> INSTRUCTIONS FOR THE TASK: Collect each line holding the string "determine".
RECORD LIST start
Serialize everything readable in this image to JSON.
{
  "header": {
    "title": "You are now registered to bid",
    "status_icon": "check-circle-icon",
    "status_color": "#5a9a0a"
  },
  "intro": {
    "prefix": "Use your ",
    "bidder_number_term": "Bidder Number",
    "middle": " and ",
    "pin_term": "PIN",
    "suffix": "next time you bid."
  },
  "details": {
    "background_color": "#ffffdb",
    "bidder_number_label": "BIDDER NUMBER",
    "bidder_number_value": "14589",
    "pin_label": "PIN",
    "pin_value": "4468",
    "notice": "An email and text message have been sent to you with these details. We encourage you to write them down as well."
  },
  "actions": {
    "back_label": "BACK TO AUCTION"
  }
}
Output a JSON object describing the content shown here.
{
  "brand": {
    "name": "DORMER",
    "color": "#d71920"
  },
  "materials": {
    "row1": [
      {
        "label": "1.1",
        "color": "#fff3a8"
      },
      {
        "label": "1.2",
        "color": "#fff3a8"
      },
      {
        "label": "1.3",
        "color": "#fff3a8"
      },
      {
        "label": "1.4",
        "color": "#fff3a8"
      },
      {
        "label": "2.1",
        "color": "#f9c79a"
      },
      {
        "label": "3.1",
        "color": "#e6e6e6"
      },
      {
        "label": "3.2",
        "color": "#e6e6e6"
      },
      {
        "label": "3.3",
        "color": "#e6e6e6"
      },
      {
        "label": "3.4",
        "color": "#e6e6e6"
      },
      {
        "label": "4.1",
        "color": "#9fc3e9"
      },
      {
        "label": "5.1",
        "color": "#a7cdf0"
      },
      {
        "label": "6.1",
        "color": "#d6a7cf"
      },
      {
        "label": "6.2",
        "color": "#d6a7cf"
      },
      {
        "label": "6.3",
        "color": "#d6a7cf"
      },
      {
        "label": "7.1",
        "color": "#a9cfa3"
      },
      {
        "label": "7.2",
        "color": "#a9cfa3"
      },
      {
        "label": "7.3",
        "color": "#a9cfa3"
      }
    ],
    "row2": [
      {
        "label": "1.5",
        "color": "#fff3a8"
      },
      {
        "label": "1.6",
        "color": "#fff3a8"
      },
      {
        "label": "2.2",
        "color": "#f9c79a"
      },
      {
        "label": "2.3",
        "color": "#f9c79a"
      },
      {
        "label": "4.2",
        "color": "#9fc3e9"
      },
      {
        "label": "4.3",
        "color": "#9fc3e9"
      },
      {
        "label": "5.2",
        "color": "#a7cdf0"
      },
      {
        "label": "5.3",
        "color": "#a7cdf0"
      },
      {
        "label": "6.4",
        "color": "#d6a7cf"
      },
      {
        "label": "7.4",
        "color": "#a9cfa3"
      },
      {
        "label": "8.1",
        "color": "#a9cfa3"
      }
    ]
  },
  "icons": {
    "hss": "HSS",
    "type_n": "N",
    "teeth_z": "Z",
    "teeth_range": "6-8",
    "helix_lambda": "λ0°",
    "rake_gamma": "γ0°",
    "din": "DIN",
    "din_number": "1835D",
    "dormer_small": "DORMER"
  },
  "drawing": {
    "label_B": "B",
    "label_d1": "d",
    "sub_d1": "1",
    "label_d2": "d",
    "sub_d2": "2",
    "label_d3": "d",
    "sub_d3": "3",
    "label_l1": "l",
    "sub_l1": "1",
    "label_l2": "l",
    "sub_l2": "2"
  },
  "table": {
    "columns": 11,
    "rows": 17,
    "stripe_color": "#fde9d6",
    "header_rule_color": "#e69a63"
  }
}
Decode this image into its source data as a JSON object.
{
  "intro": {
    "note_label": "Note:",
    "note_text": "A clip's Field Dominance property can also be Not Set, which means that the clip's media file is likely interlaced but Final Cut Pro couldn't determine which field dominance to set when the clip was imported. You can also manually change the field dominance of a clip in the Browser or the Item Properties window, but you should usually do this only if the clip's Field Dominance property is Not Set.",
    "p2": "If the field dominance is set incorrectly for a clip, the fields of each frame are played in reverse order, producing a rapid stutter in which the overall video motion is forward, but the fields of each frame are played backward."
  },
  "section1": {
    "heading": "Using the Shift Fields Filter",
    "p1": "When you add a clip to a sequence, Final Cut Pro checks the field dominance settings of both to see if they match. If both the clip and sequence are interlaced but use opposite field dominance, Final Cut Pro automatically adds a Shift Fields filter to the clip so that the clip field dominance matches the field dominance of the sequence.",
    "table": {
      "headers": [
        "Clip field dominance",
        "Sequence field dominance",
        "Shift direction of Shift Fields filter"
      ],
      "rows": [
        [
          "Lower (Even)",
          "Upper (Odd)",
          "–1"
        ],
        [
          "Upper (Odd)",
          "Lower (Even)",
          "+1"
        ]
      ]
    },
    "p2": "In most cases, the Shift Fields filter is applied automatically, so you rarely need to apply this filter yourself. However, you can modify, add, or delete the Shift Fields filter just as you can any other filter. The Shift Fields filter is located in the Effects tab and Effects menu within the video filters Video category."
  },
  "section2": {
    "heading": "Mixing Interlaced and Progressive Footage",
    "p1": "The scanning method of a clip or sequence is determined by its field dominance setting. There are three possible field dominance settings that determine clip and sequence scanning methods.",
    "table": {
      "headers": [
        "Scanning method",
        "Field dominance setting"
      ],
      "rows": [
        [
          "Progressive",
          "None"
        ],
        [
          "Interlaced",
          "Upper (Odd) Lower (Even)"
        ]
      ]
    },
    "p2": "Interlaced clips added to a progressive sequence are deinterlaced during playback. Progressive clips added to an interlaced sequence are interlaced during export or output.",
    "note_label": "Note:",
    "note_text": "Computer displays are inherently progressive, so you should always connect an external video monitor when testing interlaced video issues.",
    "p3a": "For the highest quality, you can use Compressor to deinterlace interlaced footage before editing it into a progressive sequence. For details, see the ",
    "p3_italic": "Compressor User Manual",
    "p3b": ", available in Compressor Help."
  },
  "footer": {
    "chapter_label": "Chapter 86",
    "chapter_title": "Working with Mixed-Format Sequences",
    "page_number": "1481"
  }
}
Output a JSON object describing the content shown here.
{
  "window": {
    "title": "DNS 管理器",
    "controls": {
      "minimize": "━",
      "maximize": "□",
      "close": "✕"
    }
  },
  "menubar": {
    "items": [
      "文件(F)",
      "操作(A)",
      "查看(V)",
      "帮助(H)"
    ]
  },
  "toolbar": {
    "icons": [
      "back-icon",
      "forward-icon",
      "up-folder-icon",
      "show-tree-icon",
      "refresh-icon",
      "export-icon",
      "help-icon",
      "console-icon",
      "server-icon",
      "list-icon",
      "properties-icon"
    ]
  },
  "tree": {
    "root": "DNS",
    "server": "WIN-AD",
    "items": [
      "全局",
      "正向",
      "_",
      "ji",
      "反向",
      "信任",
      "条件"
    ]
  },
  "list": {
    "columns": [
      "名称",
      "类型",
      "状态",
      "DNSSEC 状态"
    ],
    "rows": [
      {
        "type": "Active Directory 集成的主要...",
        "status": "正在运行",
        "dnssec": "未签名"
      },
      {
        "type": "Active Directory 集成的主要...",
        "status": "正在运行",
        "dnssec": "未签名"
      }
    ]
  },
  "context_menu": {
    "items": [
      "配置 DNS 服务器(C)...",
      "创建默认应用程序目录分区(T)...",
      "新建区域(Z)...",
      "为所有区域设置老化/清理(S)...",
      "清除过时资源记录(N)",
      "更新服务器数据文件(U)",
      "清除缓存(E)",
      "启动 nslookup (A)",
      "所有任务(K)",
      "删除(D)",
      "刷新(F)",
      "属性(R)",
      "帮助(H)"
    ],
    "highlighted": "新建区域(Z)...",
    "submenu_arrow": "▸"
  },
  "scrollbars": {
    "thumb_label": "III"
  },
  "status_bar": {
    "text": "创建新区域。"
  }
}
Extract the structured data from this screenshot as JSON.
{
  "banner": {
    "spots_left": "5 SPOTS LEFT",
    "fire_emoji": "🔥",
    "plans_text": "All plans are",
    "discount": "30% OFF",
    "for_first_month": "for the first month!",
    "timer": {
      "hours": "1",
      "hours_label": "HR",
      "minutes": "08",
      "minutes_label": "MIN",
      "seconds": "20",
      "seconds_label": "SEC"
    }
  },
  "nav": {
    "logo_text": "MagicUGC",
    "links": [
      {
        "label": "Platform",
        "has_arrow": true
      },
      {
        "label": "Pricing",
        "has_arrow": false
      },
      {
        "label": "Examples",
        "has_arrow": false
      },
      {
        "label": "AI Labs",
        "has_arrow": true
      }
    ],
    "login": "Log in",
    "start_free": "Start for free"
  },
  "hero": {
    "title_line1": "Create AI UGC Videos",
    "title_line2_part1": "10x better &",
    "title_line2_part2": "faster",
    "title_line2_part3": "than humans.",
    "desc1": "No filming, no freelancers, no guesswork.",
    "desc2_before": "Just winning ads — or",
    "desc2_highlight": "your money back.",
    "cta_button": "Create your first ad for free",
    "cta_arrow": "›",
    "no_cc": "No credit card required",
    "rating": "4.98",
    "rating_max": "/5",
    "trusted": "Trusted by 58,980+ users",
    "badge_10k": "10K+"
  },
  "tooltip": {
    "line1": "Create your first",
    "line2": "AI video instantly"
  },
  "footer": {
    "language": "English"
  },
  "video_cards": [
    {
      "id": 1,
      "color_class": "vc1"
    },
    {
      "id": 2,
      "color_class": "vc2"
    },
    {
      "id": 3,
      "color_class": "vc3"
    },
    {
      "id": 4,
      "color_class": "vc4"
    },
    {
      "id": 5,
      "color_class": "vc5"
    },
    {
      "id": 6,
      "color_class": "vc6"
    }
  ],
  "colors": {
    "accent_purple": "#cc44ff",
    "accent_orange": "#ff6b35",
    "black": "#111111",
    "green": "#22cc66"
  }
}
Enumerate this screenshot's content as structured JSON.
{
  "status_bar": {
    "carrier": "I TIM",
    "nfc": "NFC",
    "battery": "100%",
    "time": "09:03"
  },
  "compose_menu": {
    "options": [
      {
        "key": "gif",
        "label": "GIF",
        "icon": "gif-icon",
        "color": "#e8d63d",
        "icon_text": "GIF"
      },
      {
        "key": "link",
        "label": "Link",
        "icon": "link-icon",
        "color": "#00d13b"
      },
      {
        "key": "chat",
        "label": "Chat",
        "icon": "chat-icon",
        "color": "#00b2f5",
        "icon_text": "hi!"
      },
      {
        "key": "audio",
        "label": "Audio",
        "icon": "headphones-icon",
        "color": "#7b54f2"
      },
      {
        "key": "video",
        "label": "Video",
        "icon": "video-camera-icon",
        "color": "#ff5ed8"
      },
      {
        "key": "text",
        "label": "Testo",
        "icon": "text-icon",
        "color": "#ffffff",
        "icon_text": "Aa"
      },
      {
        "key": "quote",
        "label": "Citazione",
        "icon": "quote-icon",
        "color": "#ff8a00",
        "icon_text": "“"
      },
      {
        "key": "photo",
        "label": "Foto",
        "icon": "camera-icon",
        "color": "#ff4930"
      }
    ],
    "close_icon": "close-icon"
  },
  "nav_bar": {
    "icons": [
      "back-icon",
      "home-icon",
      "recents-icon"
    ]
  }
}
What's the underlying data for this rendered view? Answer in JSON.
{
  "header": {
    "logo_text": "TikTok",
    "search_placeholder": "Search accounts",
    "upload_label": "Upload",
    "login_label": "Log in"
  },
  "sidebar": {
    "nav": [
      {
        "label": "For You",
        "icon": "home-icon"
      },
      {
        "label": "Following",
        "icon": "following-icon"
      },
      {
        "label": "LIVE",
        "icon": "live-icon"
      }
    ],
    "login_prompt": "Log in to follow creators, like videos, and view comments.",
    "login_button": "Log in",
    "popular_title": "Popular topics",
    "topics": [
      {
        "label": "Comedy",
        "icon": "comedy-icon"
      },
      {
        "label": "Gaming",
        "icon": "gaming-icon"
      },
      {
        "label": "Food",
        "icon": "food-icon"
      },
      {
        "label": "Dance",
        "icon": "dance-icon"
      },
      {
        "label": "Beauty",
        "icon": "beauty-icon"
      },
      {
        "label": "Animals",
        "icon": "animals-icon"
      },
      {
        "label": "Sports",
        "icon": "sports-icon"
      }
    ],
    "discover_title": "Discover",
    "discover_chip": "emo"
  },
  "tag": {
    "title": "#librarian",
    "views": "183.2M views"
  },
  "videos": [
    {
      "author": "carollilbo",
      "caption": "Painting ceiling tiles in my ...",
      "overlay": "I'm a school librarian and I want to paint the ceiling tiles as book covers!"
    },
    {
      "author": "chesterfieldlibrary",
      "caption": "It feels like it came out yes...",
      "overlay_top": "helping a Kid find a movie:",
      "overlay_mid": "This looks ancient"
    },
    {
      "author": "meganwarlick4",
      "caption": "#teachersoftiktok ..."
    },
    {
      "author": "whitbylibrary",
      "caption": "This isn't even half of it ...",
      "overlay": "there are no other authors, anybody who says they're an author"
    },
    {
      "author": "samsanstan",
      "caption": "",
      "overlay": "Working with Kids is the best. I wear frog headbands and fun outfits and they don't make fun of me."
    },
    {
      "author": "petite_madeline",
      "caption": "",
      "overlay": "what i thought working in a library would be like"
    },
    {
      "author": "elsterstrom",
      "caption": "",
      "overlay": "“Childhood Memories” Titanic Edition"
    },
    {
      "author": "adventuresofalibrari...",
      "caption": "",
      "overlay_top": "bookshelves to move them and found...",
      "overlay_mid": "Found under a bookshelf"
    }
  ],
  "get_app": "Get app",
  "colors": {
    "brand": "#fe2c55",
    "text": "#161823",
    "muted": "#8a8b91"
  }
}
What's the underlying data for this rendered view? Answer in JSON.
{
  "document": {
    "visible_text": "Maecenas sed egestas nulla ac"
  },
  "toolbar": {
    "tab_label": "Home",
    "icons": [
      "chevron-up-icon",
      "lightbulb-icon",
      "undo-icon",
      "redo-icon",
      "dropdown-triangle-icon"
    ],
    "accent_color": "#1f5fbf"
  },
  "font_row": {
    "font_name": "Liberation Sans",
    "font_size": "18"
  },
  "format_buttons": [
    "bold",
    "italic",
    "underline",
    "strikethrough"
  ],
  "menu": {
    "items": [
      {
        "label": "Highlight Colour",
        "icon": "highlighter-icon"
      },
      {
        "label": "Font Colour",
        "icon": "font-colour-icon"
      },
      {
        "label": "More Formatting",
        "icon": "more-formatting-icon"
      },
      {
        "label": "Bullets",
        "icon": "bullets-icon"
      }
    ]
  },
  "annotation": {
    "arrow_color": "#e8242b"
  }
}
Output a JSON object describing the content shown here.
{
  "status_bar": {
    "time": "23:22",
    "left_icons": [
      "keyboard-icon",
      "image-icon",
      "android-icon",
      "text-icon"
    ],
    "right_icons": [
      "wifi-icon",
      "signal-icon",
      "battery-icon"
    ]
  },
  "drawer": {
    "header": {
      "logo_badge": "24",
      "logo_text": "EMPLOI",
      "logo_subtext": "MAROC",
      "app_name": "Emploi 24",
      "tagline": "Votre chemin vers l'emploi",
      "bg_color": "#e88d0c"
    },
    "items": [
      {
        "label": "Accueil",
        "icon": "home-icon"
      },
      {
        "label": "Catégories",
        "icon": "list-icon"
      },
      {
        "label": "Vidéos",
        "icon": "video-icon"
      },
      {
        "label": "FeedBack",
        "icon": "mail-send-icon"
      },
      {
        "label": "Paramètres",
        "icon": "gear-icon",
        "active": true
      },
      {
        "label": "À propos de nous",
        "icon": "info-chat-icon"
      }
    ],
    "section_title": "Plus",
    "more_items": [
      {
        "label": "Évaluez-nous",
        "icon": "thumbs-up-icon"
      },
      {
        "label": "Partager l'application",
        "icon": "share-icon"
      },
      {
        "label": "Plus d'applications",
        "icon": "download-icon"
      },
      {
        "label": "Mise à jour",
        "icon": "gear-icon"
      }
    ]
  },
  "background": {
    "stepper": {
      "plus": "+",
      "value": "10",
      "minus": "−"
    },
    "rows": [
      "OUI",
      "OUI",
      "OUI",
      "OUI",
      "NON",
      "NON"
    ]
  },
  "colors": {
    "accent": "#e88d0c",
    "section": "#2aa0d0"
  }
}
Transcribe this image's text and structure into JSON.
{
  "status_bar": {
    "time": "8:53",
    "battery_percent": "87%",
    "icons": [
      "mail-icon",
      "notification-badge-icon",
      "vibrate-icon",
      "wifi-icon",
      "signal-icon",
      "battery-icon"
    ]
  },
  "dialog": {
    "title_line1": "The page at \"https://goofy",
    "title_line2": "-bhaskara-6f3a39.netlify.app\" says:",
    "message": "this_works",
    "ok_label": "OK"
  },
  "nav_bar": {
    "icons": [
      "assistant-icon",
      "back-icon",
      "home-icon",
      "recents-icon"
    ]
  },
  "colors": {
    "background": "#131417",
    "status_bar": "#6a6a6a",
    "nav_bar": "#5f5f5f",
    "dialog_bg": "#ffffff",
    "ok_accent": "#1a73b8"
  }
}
RECORD LIST end
> THE RESPONSE:
    "note_text": "A clip's Field Dominance property can also be Not Set, which means that the clip's media file is likely interlaced but Final Cut Pro couldn't determine which field dominance to set when the clip was imported. You can also manually change the field dominance of a clip in the Browser or the Item Properties window, but you should usually do this only if the clip's Field Dominance property is Not Set.",
    "p1": "The scanning method of a clip or sequence is determined by its field dominance setting. There are three possible field dominance settings that determine clip and sequence scanning methods.",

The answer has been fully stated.